◆ PASSAGE TO READ ◆

## BEGIN

Despite the solo status of Molly Hashimoto’s bird subjects, the bright vivid colors she uses for both the birds and their landscapes capture our eyes. The prints close up on the birds and make them the central focus in each habitat, as they partake in activities required for their survival. I find myself hoping that, although we don’t see them, all the other creatures in each of their lives will continue to thrive, too.

While Molly Hashimoto’s bird prints are bold and eye-popping, her watercolors are more subtle and very calming. Also sold on Pomegranate is her Blooms 2022 mini wall calendar, showcasing a collection of flowers in watercolors. These differing styles encompass the many facets of nature – the feeling you get from overlooking nature on a walk or hike, as opposed to a brightly colored bird that tries to ward off predators with its coloring. Molly justifies her styles by saying that catching the sight of a bird is “such a startling experience, that a block print is the best approach, [and a] tree is so iconic it calls out for a bold treatment, but a mountain landscape can often be best expressed by a watercolor.”

Molly’s main subjects come from nature, so it’s no surprise that she loves to spend time outdoors, maintaining her garden, or traveling to a natural park or wildland. Among Molly’s inspirations for landscapes are Abby Williams Hill, Chiura Obata, and Gunnar Widforss, artists who are known for their national park illustrations. Their subtle, saturated colors are reflected in her work, especially in her Full Moon notecards (also available from Pomegranate).

## END

◆ SET TASK 1 ◆
Copy the records word for word, from the line that contains "289, 518, 303]" through the line that contains "52, 524, 73]", with both of those lines included.

◆ STORED DATA ◆
## BEGIN

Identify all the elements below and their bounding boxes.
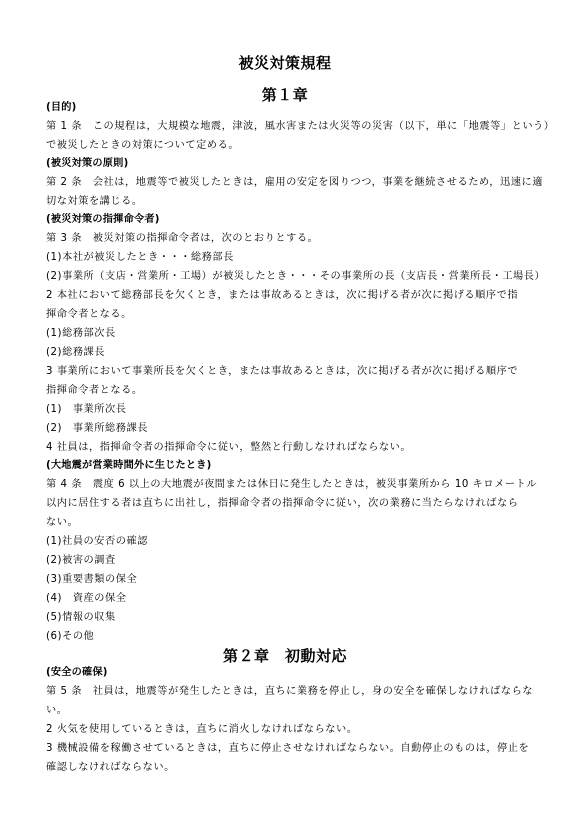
article-3-line-4: 2 本社において総務部長を欠くとき，または事故あるときは，次に掲げる者が次に掲げ…	[46, 289, 518, 303]
section-heading-principle: (被災対策の原則)	[46, 157, 128, 171]
article-4-line-3: ない。	[46, 516, 78, 530]
article-3-line-5: 揮命令者となる。	[46, 308, 132, 322]
section-heading-after-hours: (大地震が営業時間外に生じたとき)	[46, 459, 212, 473]
section-heading-commander: (被災対策の指揮命令者)	[46, 213, 160, 227]
article-5-line-1: 第 5 条 社員は，地震等が発生したときは，直ちに業務を停止し，身の安全を確保し…	[46, 685, 533, 699]
chapter-1-title: 第１章	[46, 84, 524, 105]
article-3-line-7: (2)総務課長	[46, 346, 105, 360]
article-3-line-9: 指揮命令者となる。	[46, 384, 143, 398]
article-3-line-1: 第 3 条 被災対策の指揮命令者は，次のとおりとする。	[46, 232, 318, 246]
article-4-item-5: (5)情報の収集	[46, 611, 116, 625]
article-5-line-5: 確認しなければならない。	[46, 761, 175, 775]
article-3-line-10: (1) 事業所次長	[46, 403, 127, 417]
document-title: 被災対策規程	[46, 52, 524, 73]
article-5-line-2: い。	[46, 704, 67, 718]
article-5-line-3: 2 火気を使用しているときは，直ちに消火しなければならない。	[46, 723, 357, 737]
article-4-item-3: (3)重要書類の保全	[46, 573, 137, 587]
article-3-line-2: (1)本社が被災したとき・・・総務部長	[46, 251, 234, 265]
article-3-line-8: 3 事業所において事業所長を欠くとき，または事故あるときは，次に掲げる者が次に掲…	[46, 365, 518, 379]
chapter-2-title: 第２章 初動対応	[46, 645, 524, 666]
article-4-item-2: (2)被害の調査	[46, 554, 116, 568]
article-3-line-3: (2)事業所（支店・営業所・工場）が被災したとき・・・その事業所の長（支店長・営…	[46, 270, 545, 284]
section-heading-safety: (安全の確保)	[46, 666, 108, 680]
article-4-line-2: 以内に居住する者は直ちに出社し，指揮命令者の指揮命令に従い，次の業務に当たらなけ…	[46, 497, 518, 511]
article-4-item-4: (4) 資産の保全	[46, 592, 127, 606]
section-heading-purpose: (目的)	[46, 101, 77, 115]
article-3-line-6: (1)総務部次長	[46, 327, 116, 341]
article-4-item-1: (1)社員の安否の確認	[46, 535, 148, 549]
article-5-line-4: 3 機械設備を稼働させているときは，直ちに停止させなければならない。自動停止のも…	[46, 742, 529, 756]
article-4-item-6: (6)その他	[46, 630, 94, 644]
article-2-line-2: 切な対策を講じる。	[46, 195, 143, 209]
article-2-line-1: 第 2 条 会社は，地震等で被災したときは，雇用の安定を図りつつ，事業を継続させ…	[46, 176, 543, 190]
article-4-line-1: 第 4 条 震度 6 以上の大地震が夜間または休日に発生したときは，被災事業所か…	[46, 478, 537, 492]
article-1-line-1: 第 1 条 この規程は，大規模な地震，津波，風水害または火災等の災害（以下，単に…	[46, 120, 555, 134]
article-3-line-12: 4 社員は，指揮命令者の指揮命令に従い，整然と行動しなければならない。	[46, 441, 411, 455]
article-1-line-2: で被災したときの対策について定める。	[46, 139, 239, 153]
article-3-line-11: (2) 事業所総務課長	[46, 422, 148, 436]
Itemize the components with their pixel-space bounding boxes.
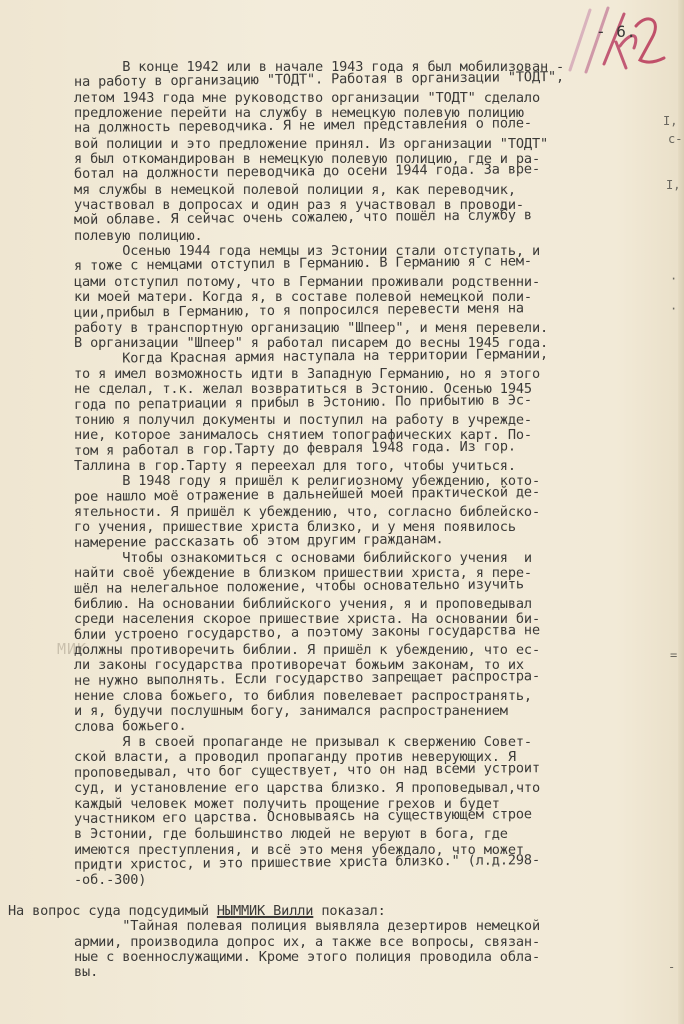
text-line: ботал на должности переводчика до осени … — [74, 161, 654, 182]
testimony-intro-prefix: На вопрос суда подсудимый — [8, 903, 217, 919]
margin-mark: - — [668, 960, 675, 974]
defendant-name: НЫММИК Вилли — [217, 903, 313, 919]
text-line: нение слова божьего, то библия повелевае… — [74, 689, 654, 704]
margin-mark: c- — [668, 132, 682, 146]
testimony-line: "Тайная полевая полиция выявляла дезерти… — [74, 919, 654, 934]
text-line: библию. На основании библийского учения,… — [74, 597, 654, 612]
text-line: цами отступил потому, что в Германии про… — [74, 275, 654, 290]
statement-body: В конце 1942 или в начале 1943 года я бы… — [74, 60, 654, 981]
testimony-intro-suffix: показал: — [313, 903, 385, 919]
text-line: мя службы в немецкой полевой полиции я, … — [74, 183, 654, 198]
margin-mark: · — [670, 302, 677, 316]
text-line: полевую полицию. — [74, 229, 654, 244]
text-line: должны противоречить библии. Я пришёл к … — [74, 643, 654, 658]
page-edge — [678, 0, 684, 1024]
text-line: мой облаве. Я сейчас очень сожалею, что … — [74, 207, 654, 228]
text-line: я тоже с немцами отступил в Германию. В … — [74, 253, 654, 274]
margin-mark: · — [670, 272, 677, 286]
text-line: вой полиции и это предложение принял. Из… — [74, 137, 654, 152]
margin-mark: I, — [666, 178, 680, 192]
spacer — [74, 889, 654, 904]
margin-mark: I, — [663, 114, 677, 128]
testimony-line: ные с военнослужащими. Кроме этого полиц… — [74, 950, 654, 965]
text-line: ятельности. Я пришёл к убеждению, что, с… — [74, 505, 654, 520]
text-line: летом 1943 года мне руководство организа… — [74, 91, 654, 106]
text-line: в Эстонии, где большинство людей не веру… — [74, 827, 654, 842]
text-line: суд, и установление его царства близко. … — [74, 781, 654, 796]
text-line: на должность переводчика. Я не имел пред… — [74, 115, 654, 136]
text-line: Таллина в гор.Тарту я переехал для того,… — [74, 459, 654, 474]
document-page: - 6. МИК I, c- I, · · = - В конце 1942 и… — [0, 0, 684, 1024]
text-line: -об.-300) — [74, 873, 654, 888]
text-line: Чтобы ознакомиться с основами библийског… — [74, 551, 654, 566]
testimony-intro: На вопрос суда подсудимый НЫММИК Вилли п… — [8, 904, 588, 919]
margin-mark: = — [670, 648, 677, 662]
text-line: на работу в организацию "ТОДТ". Работая … — [74, 69, 654, 90]
text-line: тонию я получил документы и поступил на … — [74, 413, 654, 428]
testimony-line: армии, производила допрос их, а также вс… — [74, 935, 654, 950]
text-line: Я в своей пропаганде не призывал к сверж… — [74, 735, 654, 750]
text-line: то я имел возможность идти в Западную Ге… — [74, 367, 654, 382]
text-line: работу в транспортную организацию "Шпеер… — [74, 321, 654, 336]
testimony-line: вы. — [74, 965, 654, 980]
page-marker: - 6. — [596, 22, 637, 41]
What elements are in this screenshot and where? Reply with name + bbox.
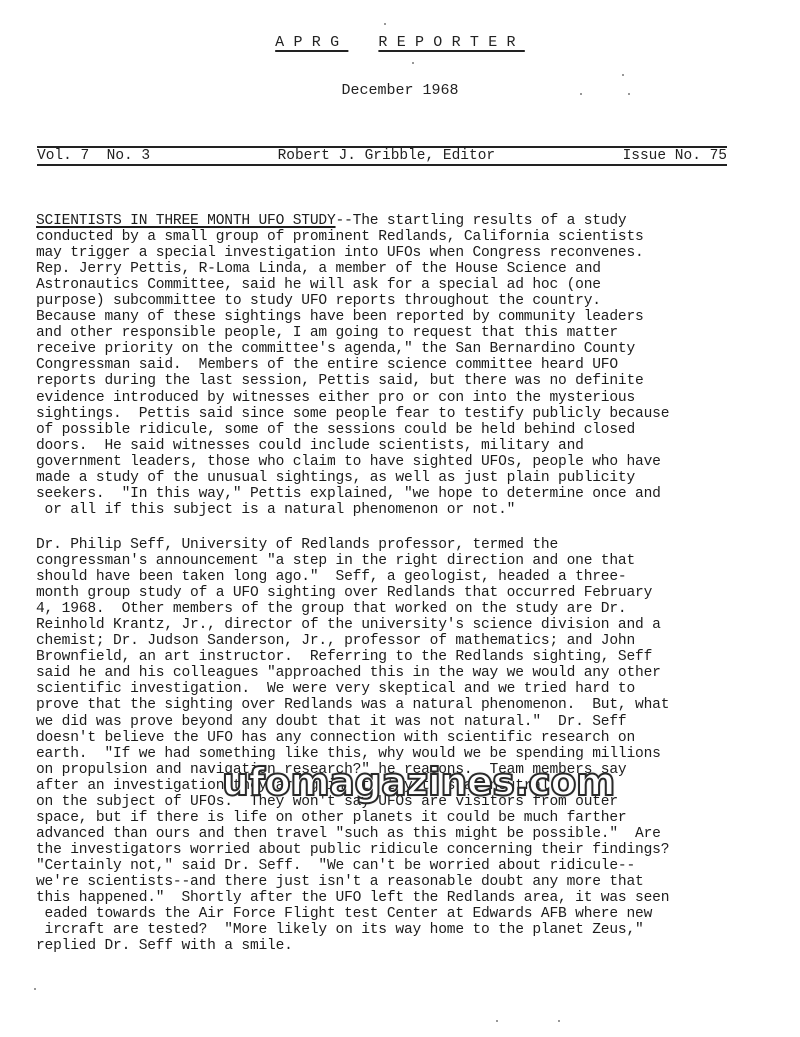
article-line: the investigators worried about public r… — [36, 842, 776, 858]
article-line: chemist; Dr. Judson Sanderson, Jr., prof… — [36, 633, 776, 649]
article-line: Congressman said. Members of the entire … — [36, 357, 776, 373]
article-line: may trigger a special investigation into… — [36, 245, 776, 261]
article-line: Reinhold Krantz, Jr., director of the un… — [36, 617, 776, 633]
scan-speck — [622, 74, 624, 76]
article-line: purpose) subcommittee to study UFO repor… — [36, 293, 776, 309]
article-line: this happened." Shortly after the UFO le… — [36, 890, 776, 906]
article-line: made a study of the unusual sightings, a… — [36, 470, 776, 486]
issue-info-bar: Vol. 7 No. 3 Robert J. Gribble, Editor I… — [37, 146, 727, 166]
article-line: Dr. Philip Seff, University of Redlands … — [36, 537, 776, 553]
scan-speck — [34, 988, 36, 990]
scan-speck — [580, 93, 582, 95]
masthead-word-reporter: REPORTER — [378, 34, 524, 51]
article-line: we're scientists--and there just isn't a… — [36, 874, 776, 890]
article-line: doors. He said witnesses could include s… — [36, 438, 776, 454]
article-line: Astronautics Committee, said he will ask… — [36, 277, 776, 293]
article-line: 4, 1968. Other members of the group that… — [36, 601, 776, 617]
article-line: Because many of these sightings have bee… — [36, 309, 776, 325]
article-line: Rep. Jerry Pettis, R-Loma Linda, a membe… — [36, 261, 776, 277]
article-line: advanced than ours and then travel "such… — [36, 826, 776, 842]
article-seff-interview: Dr. Philip Seff, University of Redlands … — [36, 537, 776, 954]
article-line: of possible ridicule, some of the sessio… — [36, 422, 776, 438]
editor-credit: Robert J. Gribble, Editor — [278, 148, 496, 164]
article-line: doesn't believe the UFO has any connecti… — [36, 730, 776, 746]
article-line: space, but if there is life on other pla… — [36, 810, 776, 826]
article-line: evidence introduced by witnesses either … — [36, 390, 776, 406]
article-line: and other responsible people, I am going… — [36, 325, 776, 341]
newsletter-masthead: APRGREPORTER — [0, 34, 800, 51]
volume-number: Vol. 7 No. 3 — [37, 148, 150, 164]
article-line: month group study of a UFO sighting over… — [36, 585, 776, 601]
article-line: should have been taken long ago." Seff, … — [36, 569, 776, 585]
scan-speck — [384, 23, 386, 25]
article-line: sightings. Pettis said since some people… — [36, 406, 776, 422]
issue-number: Issue No. 75 — [623, 148, 727, 164]
article-line: we did was prove beyond any doubt that i… — [36, 714, 776, 730]
site-watermark: ufomagazines.com — [222, 758, 582, 806]
article-scientists-ufo-study: SCIENTISTS IN THREE MONTH UFO STUDY--The… — [36, 213, 776, 518]
scan-speck — [628, 93, 630, 95]
scan-speck — [558, 1020, 560, 1022]
masthead-word-aprg: APRG — [275, 34, 348, 51]
article-line: SCIENTISTS IN THREE MONTH UFO STUDY--The… — [36, 213, 776, 229]
article-line: eaded towards the Air Force Flight test … — [36, 906, 776, 922]
article-line: or all if this subject is a natural phen… — [36, 502, 776, 518]
article-line: congressman's announcement "a step in th… — [36, 553, 776, 569]
article-line: prove that the sighting over Redlands wa… — [36, 697, 776, 713]
article-line: said he and his colleagues "approached t… — [36, 665, 776, 681]
article-line: "Certainly not," said Dr. Seff. "We can'… — [36, 858, 776, 874]
article-line: receive priority on the committee's agen… — [36, 341, 776, 357]
article-line: ircraft are tested? "More likely on its … — [36, 922, 776, 938]
scan-speck — [496, 1020, 498, 1022]
article-line: conducted by a small group of prominent … — [36, 229, 776, 245]
article-line: reports during the last session, Pettis … — [36, 373, 776, 389]
article-line: scientific investigation. We were very s… — [36, 681, 776, 697]
article-line: Brownfield, an art instructor. Referring… — [36, 649, 776, 665]
scan-speck — [412, 62, 414, 64]
document-page: APRGREPORTER December 1968 Vol. 7 No. 3 … — [0, 0, 800, 1037]
article-headline: SCIENTISTS IN THREE MONTH UFO STUDY — [36, 213, 336, 229]
article-line: seekers. "In this way," Pettis explained… — [36, 486, 776, 502]
article-line: replied Dr. Seff with a smile. — [36, 938, 776, 954]
article-line: government leaders, those who claim to h… — [36, 454, 776, 470]
issue-date: December 1968 — [0, 82, 800, 99]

## END

◆ SET TASK 2 ◆
Write the next part of the passage on Molly Hashimoto's art, picking up after its final sentence.

◆ EXERCISE RESULT 1 ◆
article-3-line-4: 2 本社において総務部長を欠くとき，または事故あるときは，次に掲げる者が次に掲げ…	[46, 289, 518, 303]
section-heading-principle: (被災対策の原則)	[46, 157, 128, 171]
article-4-line-3: ない。	[46, 516, 78, 530]
article-3-line-5: 揮命令者となる。	[46, 308, 132, 322]
section-heading-after-hours: (大地震が営業時間外に生じたとき)	[46, 459, 212, 473]
section-heading-commander: (被災対策の指揮命令者)	[46, 213, 160, 227]
article-5-line-1: 第 5 条 社員は，地震等が発生したときは，直ちに業務を停止し，身の安全を確保し…	[46, 685, 533, 699]
chapter-1-title: 第１章	[46, 84, 524, 105]
article-3-line-7: (2)総務課長	[46, 346, 105, 360]
article-3-line-9: 指揮命令者となる。	[46, 384, 143, 398]
article-3-line-1: 第 3 条 被災対策の指揮命令者は，次のとおりとする。	[46, 232, 318, 246]
article-4-item-5: (5)情報の収集	[46, 611, 116, 625]
article-5-line-5: 確認しなければならない。	[46, 761, 175, 775]
article-3-line-10: (1) 事業所次長	[46, 403, 127, 417]
document-title: 被災対策規程	[46, 52, 524, 73]

◆ EXERCISE RESULT 2 ◆
Molly also lists Milton Glaser as a huge inspiration, which can be seen in her bird prints. Glaser’s pop-art uses very bright colors with obvious contrasts and is separated by curves; however, Molly’s bolded lines are more prominent, and her subject matter differs exponentially, having its own natural twist. 

Molly isn’t just an artist in the visual sense… Molly is also an accomplished writer.

Molly isn’t just an artist in the visual sense. The artist says that she “see[s] the world as a visual enchantment, and not only [does she] like to paint it, but also write about it.”  Graduating from the University of Minnesota with a BA in English and American Literature, and then pursuing graduate studies at the University of Chicago, Molly is also an accomplished writer.

Along with her prints, calendars, and activity books, Molly has written her own artist’s journal (available on her website), advising new artists on how to paint “en Plein air,” and the embrace colors of the natural palette.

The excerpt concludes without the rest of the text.